§ To do:
Select the lines below containing the word "Swell".

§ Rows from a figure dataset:
------------------------------------------------

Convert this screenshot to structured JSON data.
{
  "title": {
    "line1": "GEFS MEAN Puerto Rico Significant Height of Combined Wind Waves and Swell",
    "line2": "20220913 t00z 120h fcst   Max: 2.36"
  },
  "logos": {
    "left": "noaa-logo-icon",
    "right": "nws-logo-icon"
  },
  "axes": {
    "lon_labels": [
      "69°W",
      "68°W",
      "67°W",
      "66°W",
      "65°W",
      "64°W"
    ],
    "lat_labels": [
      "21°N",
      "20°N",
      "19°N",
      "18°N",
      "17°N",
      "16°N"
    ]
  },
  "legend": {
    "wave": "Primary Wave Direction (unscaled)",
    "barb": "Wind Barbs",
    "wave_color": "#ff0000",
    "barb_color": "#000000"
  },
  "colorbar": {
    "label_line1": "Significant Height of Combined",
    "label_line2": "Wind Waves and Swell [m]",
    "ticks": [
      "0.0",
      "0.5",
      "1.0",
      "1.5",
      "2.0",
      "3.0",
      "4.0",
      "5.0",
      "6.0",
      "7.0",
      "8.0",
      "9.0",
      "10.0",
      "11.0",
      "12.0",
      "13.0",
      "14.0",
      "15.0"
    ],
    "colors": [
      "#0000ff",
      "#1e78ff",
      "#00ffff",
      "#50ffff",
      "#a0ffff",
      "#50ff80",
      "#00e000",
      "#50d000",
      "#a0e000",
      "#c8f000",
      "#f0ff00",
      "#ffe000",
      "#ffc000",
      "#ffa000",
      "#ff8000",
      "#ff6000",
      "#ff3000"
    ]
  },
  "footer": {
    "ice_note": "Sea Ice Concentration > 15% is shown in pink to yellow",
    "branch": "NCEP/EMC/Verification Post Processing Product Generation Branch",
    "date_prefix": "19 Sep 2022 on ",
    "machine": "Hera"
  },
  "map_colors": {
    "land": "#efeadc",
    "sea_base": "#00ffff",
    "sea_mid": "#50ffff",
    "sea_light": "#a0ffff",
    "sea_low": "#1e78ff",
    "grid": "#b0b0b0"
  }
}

------------------------------------------------

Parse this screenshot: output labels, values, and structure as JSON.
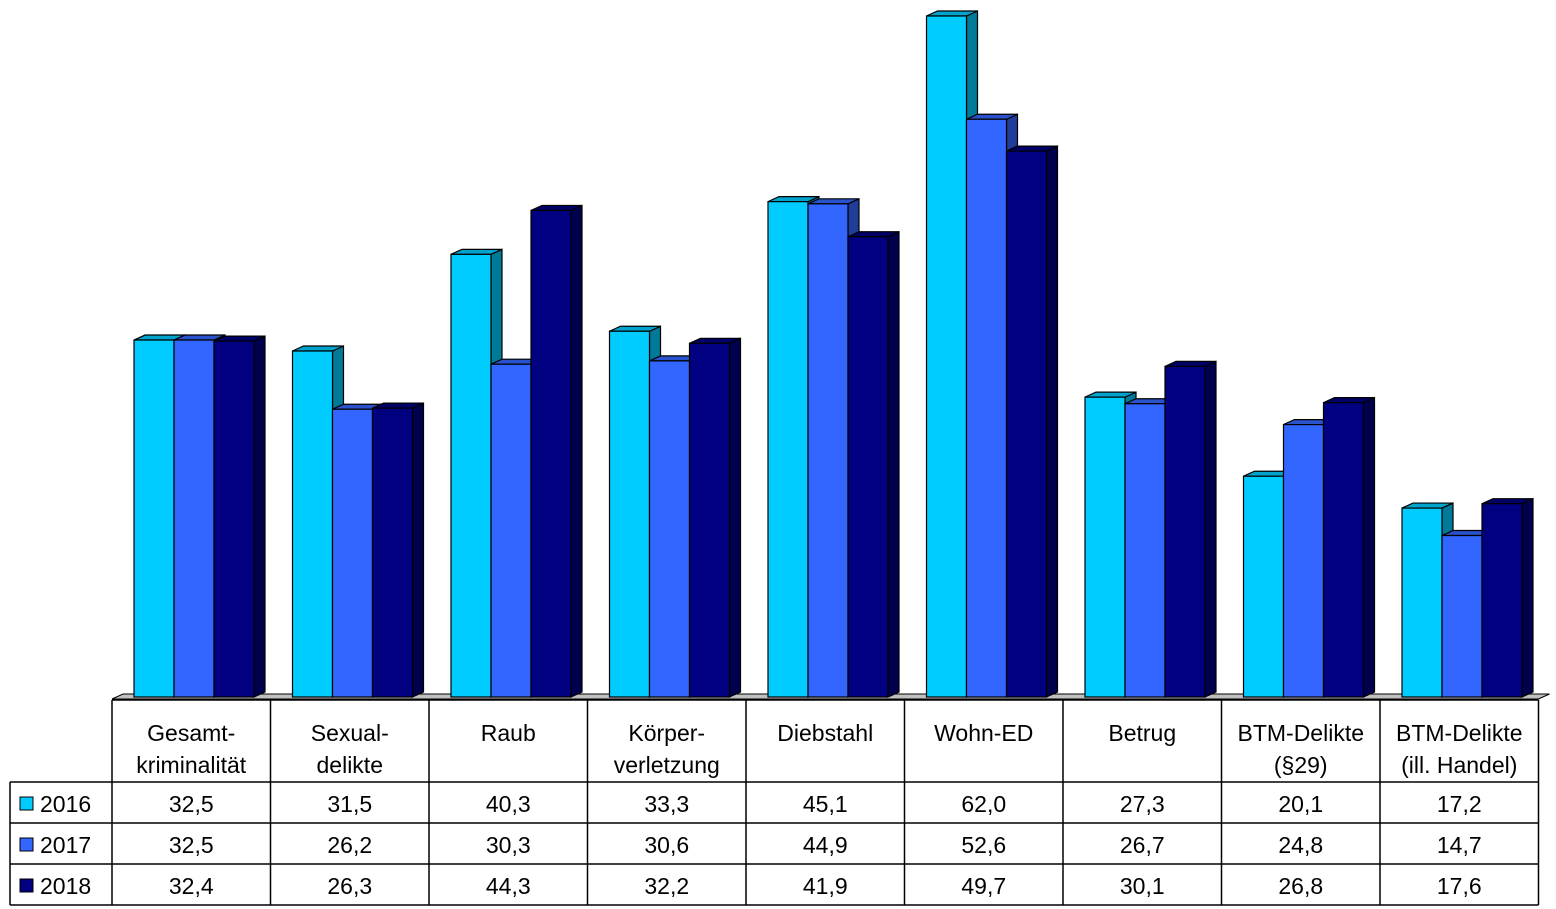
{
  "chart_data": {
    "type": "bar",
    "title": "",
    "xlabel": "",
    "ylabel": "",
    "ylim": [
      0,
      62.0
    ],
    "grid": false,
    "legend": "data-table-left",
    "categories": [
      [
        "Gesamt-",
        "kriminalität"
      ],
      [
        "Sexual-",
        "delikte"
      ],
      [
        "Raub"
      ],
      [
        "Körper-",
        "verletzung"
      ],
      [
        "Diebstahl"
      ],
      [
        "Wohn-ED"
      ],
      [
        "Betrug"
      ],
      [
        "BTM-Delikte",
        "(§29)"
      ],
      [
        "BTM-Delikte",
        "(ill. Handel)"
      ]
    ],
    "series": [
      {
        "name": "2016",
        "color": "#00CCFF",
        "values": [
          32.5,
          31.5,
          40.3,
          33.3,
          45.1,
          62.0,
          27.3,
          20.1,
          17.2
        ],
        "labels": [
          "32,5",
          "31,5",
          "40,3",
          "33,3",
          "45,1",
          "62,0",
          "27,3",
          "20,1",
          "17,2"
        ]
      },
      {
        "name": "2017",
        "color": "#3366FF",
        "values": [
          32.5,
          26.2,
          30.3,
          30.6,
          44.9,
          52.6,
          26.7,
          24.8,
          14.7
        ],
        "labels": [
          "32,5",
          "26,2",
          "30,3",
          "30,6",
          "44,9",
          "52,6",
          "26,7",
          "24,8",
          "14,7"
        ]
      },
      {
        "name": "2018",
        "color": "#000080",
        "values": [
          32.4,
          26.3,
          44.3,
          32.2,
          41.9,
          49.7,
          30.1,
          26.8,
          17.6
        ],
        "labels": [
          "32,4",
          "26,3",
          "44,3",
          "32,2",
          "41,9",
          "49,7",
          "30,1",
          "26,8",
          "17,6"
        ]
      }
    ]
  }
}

------------------------------------------------

§ Exercise answer:
    "line1": "GEFS MEAN Puerto Rico Significant Height of Combined Wind Waves and Swell",
    "label_line2": "Wind Waves and Swell [m]",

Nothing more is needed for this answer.